Aim of the task =
Would you set down every entry shown below, precisely as written?

Listed entries =
• • •

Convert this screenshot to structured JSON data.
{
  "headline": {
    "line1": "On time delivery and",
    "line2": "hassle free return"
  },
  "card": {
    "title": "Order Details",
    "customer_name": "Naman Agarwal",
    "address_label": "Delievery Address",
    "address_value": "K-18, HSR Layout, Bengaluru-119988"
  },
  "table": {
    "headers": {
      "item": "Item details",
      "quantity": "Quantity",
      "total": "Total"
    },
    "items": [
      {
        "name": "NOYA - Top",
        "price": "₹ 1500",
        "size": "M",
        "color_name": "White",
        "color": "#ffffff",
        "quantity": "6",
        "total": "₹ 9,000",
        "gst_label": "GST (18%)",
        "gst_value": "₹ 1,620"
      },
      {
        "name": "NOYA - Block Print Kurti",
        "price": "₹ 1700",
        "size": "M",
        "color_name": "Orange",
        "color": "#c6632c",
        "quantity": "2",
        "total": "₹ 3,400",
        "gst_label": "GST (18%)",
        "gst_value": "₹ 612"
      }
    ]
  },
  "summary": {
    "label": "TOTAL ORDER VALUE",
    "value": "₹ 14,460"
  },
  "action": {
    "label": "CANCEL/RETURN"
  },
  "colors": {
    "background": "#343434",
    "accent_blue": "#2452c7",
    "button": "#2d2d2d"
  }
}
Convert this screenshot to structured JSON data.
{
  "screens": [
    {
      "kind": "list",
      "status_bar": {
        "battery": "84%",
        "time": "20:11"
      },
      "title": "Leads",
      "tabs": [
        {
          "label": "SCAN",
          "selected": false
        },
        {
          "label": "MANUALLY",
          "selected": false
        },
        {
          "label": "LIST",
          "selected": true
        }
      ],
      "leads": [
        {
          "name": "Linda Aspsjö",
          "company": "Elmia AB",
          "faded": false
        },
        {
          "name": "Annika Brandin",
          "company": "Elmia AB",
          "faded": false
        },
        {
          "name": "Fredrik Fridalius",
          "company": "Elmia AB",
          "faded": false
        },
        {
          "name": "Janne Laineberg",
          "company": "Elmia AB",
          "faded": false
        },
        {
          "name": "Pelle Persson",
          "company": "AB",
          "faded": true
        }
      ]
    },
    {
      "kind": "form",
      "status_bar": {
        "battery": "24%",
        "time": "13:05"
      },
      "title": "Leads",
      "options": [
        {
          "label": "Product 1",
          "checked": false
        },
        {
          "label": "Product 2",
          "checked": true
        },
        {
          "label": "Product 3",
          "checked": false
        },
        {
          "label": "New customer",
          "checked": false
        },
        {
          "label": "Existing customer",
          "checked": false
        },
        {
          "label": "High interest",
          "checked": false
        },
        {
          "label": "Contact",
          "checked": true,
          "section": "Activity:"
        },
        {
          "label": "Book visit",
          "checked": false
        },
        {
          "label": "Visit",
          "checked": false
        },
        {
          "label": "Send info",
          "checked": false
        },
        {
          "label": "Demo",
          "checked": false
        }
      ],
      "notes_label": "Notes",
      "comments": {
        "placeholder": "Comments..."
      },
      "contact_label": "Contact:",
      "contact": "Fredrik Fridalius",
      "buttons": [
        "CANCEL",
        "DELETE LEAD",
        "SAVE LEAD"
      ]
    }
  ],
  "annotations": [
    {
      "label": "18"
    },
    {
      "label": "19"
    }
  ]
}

• • •

Written response =
Convert this screenshot to structured JSON data.
{
  "headline": {
    "line1": "On time delivery and",
    "line2": "hassle free return"
  },
  "card": {
    "title": "Order Details",
    "customer_name": "Naman Agarwal",
    "address_label": "Delievery Address",
    "address_value": "K-18, HSR Layout, Bengaluru-119988"
  },
  "table": {
    "headers": {
      "item": "Item details",
      "quantity": "Quantity",
      "total": "Total"
    },
    "items": [
      {
        "name": "NOYA - Top",
        "price": "₹ 1500",
        "size": "M",
        "color_name": "White",
        "color": "#ffffff",
        "quantity": "6",
        "total": "₹ 9,000",
        "gst_label": "GST (18%)",
        "gst_value": "₹ 1,620"
      },
      {
        "name": "NOYA - Block Print Kurti",
        "price": "₹ 1700",
        "size": "M",
        "color_name": "Orange",
        "color": "#c6632c",
        "quantity": "2",
        "total": "₹ 3,400",
        "gst_label": "GST (18%)",
        "gst_value": "₹ 612"
      }
    ]
  },
  "summary": {
    "label": "TOTAL ORDER VALUE",
    "value": "₹ 14,460"
  },
  "action": {
    "label": "CANCEL/RETURN"
  },
  "colors": {
    "background": "#343434",
    "accent_blue": "#2452c7",
    "button": "#2d2d2d"
  }
}
Convert this screenshot to structured JSON data.
{
  "screens": [
    {
      "kind": "list",
      "status_bar": {
        "battery": "84%",
        "time": "20:11"
      },
      "title": "Leads",
      "tabs": [
        {
          "label": "SCAN",
          "selected": false
        },
        {
          "label": "MANUALLY",
          "selected": false
        },
        {
          "label": "LIST",
          "selected": true
        }
      ],
      "leads": [
        {
          "name": "Linda Aspsjö",
          "company": "Elmia AB",
          "faded": false
        },
        {
          "name": "Annika Brandin",
          "company": "Elmia AB",
          "faded": false
        },
        {
          "name": "Fredrik Fridalius",
          "company": "Elmia AB",
          "faded": false
        },
        {
          "name": "Janne Laineberg",
          "company": "Elmia AB",
          "faded": false
        },
        {
          "name": "Pelle Persson",
          "company": "AB",
          "faded": true
        }
      ]
    },
    {
      "kind": "form",
      "status_bar": {
        "battery": "24%",
        "time": "13:05"
      },
      "title": "Leads",
      "options": [
        {
          "label": "Product 1",
          "checked": false
        },
        {
          "label": "Product 2",
          "checked": true
        },
        {
          "label": "Product 3",
          "checked": false
        },
        {
          "label": "New customer",
          "checked": false
        },
        {
          "label": "Existing customer",
          "checked": false
        },
        {
          "label": "High interest",
          "checked": false
        },
        {
          "label": "Contact",
          "checked": true,
          "section": "Activity:"
        },
        {
          "label": "Book visit",
          "checked": false
        },
        {
          "label": "Visit",
          "checked": false
        },
        {
          "label": "Send info",
          "checked": false
        },
        {
          "label": "Demo",
          "checked": false
        }
      ],
      "notes_label": "Notes",
      "comments": {
        "placeholder": "Comments..."
      },
      "contact_label": "Contact:",
      "contact": "Fredrik Fridalius",
      "buttons": [
        "CANCEL",
        "DELETE LEAD",
        "SAVE LEAD"
      ]
    }
  ],
  "annotations": [
    {
      "label": "18"
    },
    {
      "label": "19"
    }
  ]
}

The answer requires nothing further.